Exercise requirements
Look through the data below and return each line where "this" appears.
==*==
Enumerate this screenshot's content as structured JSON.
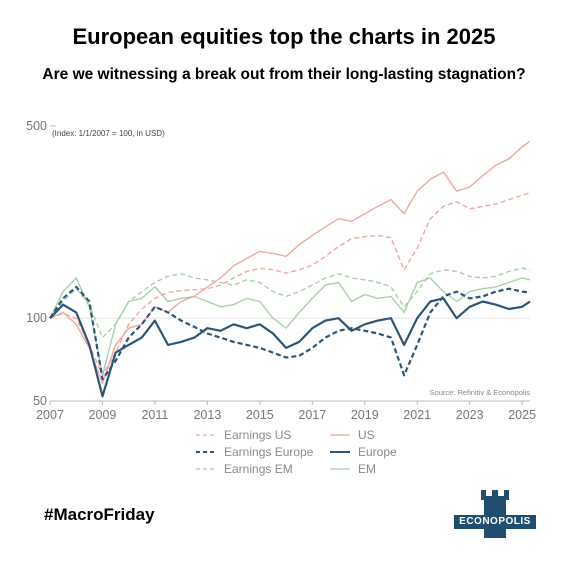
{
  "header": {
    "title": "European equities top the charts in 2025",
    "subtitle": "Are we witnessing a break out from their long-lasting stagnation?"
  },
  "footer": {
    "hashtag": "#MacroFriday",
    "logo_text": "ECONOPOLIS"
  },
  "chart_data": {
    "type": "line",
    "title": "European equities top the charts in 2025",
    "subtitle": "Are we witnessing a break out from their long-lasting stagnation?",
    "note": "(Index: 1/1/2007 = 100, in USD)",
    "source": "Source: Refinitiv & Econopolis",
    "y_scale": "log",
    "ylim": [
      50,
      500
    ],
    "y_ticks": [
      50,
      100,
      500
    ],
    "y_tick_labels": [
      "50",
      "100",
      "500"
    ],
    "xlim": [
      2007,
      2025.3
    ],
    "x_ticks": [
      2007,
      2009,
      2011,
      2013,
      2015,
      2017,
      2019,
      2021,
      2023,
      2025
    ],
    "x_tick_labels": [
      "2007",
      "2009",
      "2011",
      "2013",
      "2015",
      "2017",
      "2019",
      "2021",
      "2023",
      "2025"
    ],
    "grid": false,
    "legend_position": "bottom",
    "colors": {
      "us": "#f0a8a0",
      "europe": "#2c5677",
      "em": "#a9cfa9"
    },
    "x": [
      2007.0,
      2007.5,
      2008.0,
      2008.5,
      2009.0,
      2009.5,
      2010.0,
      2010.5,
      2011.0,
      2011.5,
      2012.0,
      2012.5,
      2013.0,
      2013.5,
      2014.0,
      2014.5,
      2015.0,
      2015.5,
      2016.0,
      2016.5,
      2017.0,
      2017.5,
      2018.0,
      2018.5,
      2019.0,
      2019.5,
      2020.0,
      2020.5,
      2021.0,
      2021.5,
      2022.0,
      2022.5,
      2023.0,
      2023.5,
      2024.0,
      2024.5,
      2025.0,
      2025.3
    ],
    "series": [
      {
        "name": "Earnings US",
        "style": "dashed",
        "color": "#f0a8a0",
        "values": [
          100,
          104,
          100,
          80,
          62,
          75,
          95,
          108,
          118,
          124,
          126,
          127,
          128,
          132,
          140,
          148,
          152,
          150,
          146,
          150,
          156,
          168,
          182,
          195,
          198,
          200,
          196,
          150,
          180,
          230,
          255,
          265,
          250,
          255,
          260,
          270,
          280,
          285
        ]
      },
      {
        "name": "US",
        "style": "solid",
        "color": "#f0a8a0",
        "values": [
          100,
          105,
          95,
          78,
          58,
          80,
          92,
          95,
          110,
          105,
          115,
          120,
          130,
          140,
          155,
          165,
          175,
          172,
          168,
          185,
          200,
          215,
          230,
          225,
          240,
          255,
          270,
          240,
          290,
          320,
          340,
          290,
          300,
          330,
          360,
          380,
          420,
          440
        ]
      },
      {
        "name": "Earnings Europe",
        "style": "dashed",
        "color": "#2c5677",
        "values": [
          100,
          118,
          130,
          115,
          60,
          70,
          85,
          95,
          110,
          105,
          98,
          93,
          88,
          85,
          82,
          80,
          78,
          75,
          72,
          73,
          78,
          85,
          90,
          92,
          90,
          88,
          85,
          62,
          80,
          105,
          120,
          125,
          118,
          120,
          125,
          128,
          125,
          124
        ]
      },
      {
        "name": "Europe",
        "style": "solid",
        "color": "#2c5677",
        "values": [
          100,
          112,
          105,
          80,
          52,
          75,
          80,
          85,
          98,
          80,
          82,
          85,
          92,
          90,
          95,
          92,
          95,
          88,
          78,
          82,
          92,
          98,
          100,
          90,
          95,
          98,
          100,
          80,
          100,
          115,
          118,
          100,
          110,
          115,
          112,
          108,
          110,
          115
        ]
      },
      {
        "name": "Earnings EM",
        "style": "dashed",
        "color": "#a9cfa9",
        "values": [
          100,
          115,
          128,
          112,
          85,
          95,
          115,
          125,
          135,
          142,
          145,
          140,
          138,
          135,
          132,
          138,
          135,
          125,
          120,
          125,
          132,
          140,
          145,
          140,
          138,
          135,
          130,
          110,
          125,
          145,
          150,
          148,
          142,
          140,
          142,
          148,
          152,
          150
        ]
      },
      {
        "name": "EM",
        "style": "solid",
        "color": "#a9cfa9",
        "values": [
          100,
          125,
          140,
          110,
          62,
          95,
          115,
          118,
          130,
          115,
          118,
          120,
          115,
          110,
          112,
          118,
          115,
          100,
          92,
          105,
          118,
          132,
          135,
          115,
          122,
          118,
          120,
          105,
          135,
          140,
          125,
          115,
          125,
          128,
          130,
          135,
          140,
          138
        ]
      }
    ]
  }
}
==*==
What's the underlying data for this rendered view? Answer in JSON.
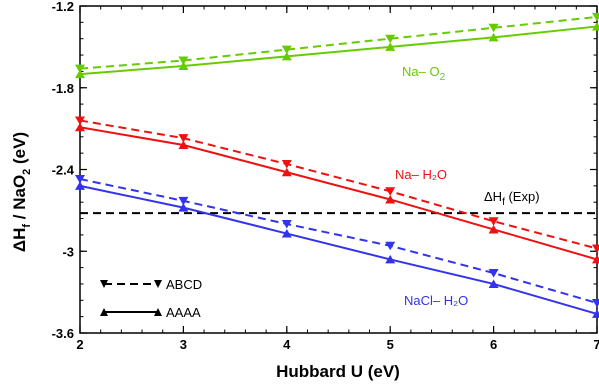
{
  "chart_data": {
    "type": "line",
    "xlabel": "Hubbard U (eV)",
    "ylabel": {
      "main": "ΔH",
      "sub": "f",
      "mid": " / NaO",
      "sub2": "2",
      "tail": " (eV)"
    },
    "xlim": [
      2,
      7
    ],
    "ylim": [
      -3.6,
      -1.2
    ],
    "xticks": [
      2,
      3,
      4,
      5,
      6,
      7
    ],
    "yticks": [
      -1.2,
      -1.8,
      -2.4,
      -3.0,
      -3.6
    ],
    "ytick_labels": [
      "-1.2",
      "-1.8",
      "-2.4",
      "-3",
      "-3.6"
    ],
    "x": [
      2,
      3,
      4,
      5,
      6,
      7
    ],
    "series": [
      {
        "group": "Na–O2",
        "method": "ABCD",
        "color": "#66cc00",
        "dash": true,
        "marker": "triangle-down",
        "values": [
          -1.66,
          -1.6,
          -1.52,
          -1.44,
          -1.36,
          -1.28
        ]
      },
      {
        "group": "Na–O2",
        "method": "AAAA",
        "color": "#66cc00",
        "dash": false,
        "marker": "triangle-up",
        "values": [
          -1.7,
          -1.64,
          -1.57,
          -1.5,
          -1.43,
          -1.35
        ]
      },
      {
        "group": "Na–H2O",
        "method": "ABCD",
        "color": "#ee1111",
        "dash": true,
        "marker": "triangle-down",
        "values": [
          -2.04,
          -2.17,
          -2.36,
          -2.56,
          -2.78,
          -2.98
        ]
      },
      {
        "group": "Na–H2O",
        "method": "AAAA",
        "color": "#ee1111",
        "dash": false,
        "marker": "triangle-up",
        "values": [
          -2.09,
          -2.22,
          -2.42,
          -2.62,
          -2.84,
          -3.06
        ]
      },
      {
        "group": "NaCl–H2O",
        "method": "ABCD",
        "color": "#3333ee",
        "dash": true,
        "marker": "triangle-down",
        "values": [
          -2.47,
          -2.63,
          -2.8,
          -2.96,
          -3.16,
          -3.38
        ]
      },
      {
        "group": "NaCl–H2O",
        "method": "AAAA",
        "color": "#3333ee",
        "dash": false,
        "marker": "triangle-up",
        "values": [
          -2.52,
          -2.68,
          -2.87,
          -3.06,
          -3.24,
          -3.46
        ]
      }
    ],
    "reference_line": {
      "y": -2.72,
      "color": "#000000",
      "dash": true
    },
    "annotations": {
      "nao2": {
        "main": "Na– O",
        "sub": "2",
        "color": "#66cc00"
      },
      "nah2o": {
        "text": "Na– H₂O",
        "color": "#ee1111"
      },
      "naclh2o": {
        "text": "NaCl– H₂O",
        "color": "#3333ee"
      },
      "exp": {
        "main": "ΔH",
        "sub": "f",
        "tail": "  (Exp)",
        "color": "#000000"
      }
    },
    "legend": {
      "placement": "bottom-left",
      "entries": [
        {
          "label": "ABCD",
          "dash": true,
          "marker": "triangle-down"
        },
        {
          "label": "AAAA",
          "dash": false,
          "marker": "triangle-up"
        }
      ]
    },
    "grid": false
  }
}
==*==
Solution
Enumerate this screenshot's content as structured JSON.
What's the underlying data for this rendered view? Answer in JSON.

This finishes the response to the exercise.